Exercise »
Extract every record, exactly as written, and ignore the pictures.

Stored data »
────────────────────────────────────────

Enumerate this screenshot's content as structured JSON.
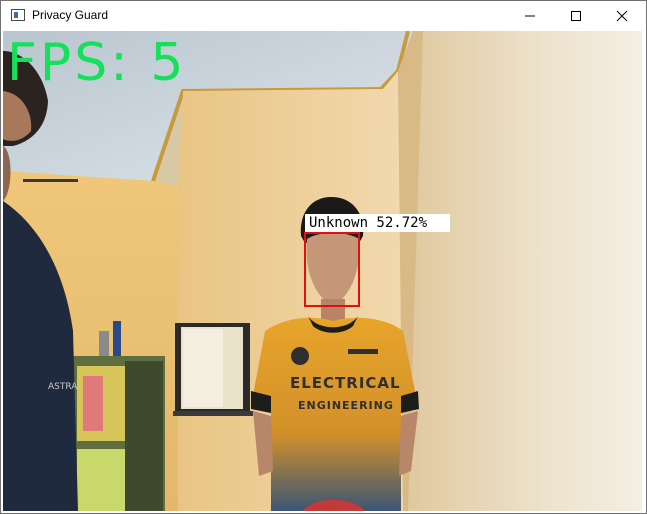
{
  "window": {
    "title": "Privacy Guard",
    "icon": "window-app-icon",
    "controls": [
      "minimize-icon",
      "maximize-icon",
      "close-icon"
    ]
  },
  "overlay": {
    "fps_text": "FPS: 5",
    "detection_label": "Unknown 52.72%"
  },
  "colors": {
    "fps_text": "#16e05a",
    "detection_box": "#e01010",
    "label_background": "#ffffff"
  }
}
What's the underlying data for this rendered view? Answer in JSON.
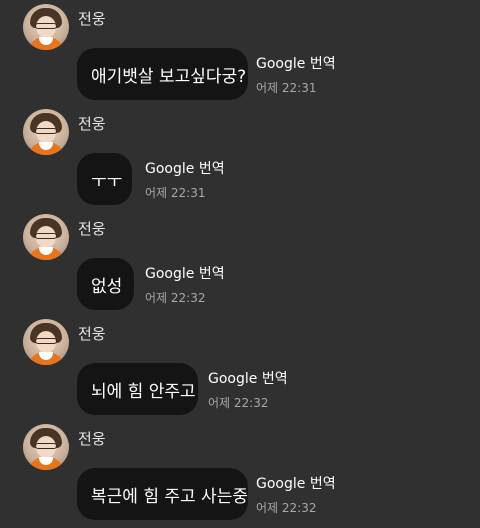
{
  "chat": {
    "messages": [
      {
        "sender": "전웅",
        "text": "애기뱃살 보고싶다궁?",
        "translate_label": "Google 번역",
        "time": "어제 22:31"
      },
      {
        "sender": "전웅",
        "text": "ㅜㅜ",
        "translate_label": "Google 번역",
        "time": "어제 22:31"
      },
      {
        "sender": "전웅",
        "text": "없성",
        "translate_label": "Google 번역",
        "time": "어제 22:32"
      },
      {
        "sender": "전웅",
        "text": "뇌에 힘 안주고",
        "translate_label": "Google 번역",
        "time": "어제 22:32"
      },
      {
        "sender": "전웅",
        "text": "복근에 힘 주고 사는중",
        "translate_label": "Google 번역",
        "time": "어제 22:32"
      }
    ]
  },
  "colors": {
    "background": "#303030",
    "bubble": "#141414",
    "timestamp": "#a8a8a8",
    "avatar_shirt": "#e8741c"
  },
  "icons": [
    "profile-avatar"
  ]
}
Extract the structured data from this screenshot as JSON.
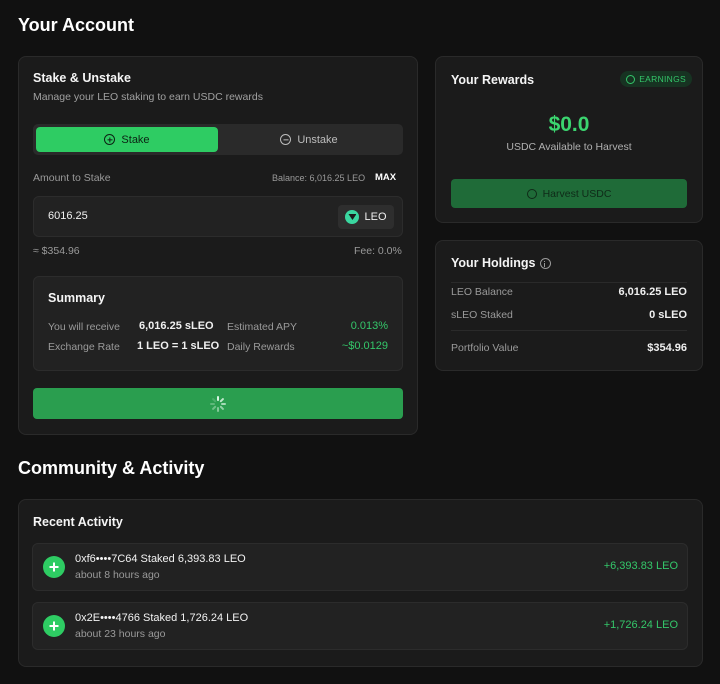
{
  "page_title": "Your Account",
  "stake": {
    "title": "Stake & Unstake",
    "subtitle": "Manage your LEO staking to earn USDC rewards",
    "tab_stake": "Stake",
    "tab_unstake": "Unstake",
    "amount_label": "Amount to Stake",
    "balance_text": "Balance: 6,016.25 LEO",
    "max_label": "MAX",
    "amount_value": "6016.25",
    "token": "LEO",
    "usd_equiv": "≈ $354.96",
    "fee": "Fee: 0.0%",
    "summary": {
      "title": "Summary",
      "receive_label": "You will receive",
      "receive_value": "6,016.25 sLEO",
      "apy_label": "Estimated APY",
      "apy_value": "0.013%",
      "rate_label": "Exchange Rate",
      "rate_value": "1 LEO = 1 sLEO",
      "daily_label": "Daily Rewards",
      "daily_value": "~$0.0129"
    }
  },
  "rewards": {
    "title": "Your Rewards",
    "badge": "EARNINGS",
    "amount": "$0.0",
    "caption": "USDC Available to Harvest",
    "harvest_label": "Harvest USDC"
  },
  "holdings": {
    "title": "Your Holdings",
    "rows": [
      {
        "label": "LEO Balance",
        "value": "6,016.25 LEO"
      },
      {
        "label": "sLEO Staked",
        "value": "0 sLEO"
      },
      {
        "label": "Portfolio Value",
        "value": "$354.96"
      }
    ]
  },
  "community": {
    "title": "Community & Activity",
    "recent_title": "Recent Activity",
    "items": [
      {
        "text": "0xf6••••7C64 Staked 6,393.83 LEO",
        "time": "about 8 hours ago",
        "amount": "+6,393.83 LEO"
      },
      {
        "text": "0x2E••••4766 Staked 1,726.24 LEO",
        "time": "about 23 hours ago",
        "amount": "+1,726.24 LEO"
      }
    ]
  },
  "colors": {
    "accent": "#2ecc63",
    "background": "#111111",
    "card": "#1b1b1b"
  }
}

────────────────────────────────────────

Solution »
Enumerate this screenshot's content as structured JSON.
{
  "window": {
    "title": "Privacy Guard",
    "icon": "window-app-icon",
    "controls": [
      "minimize-icon",
      "maximize-icon",
      "close-icon"
    ]
  },
  "overlay": {
    "fps_text": "FPS: 5",
    "detection_label": "Unknown 52.72%"
  },
  "colors": {
    "fps_text": "#16e05a",
    "detection_box": "#e01010",
    "label_background": "#ffffff"
  }
}
What's the underlying data for this rendered view? Answer in JSON.
{
  "chat": {
    "messages": [
      {
        "sender": "전웅",
        "text": "애기뱃살 보고싶다궁?",
        "translate_label": "Google 번역",
        "time": "어제 22:31"
      },
      {
        "sender": "전웅",
        "text": "ㅜㅜ",
        "translate_label": "Google 번역",
        "time": "어제 22:31"
      },
      {
        "sender": "전웅",
        "text": "없성",
        "translate_label": "Google 번역",
        "time": "어제 22:32"
      },
      {
        "sender": "전웅",
        "text": "뇌에 힘 안주고",
        "translate_label": "Google 번역",
        "time": "어제 22:32"
      },
      {
        "sender": "전웅",
        "text": "복근에 힘 주고 사는중",
        "translate_label": "Google 번역",
        "time": "어제 22:32"
      }
    ]
  },
  "colors": {
    "background": "#303030",
    "bubble": "#141414",
    "timestamp": "#a8a8a8",
    "avatar_shirt": "#e8741c"
  },
  "icons": [
    "profile-avatar"
  ]
}
Extract the structured data from this screenshot as JSON.
{
  "page_title": "Your Account",
  "stake": {
    "title": "Stake & Unstake",
    "subtitle": "Manage your LEO staking to earn USDC rewards",
    "tab_stake": "Stake",
    "tab_unstake": "Unstake",
    "amount_label": "Amount to Stake",
    "balance_text": "Balance: 6,016.25 LEO",
    "max_label": "MAX",
    "amount_value": "6016.25",
    "token": "LEO",
    "usd_equiv": "≈ $354.96",
    "fee": "Fee: 0.0%",
    "summary": {
      "title": "Summary",
      "receive_label": "You will receive",
      "receive_value": "6,016.25 sLEO",
      "apy_label": "Estimated APY",
      "apy_value": "0.013%",
      "rate_label": "Exchange Rate",
      "rate_value": "1 LEO = 1 sLEO",
      "daily_label": "Daily Rewards",
      "daily_value": "~$0.0129"
    }
  },
  "rewards": {
    "title": "Your Rewards",
    "badge": "EARNINGS",
    "amount": "$0.0",
    "caption": "USDC Available to Harvest",
    "harvest_label": "Harvest USDC"
  },
  "holdings": {
    "title": "Your Holdings",
    "rows": [
      {
        "label": "LEO Balance",
        "value": "6,016.25 LEO"
      },
      {
        "label": "sLEO Staked",
        "value": "0 sLEO"
      },
      {
        "label": "Portfolio Value",
        "value": "$354.96"
      }
    ]
  },
  "community": {
    "title": "Community & Activity",
    "recent_title": "Recent Activity",
    "items": [
      {
        "text": "0xf6••••7C64 Staked 6,393.83 LEO",
        "time": "about 8 hours ago",
        "amount": "+6,393.83 LEO"
      },
      {
        "text": "0x2E••••4766 Staked 1,726.24 LEO",
        "time": "about 23 hours ago",
        "amount": "+1,726.24 LEO"
      }
    ]
  },
  "colors": {
    "accent": "#2ecc63",
    "background": "#111111",
    "card": "#1b1b1b"
  }
}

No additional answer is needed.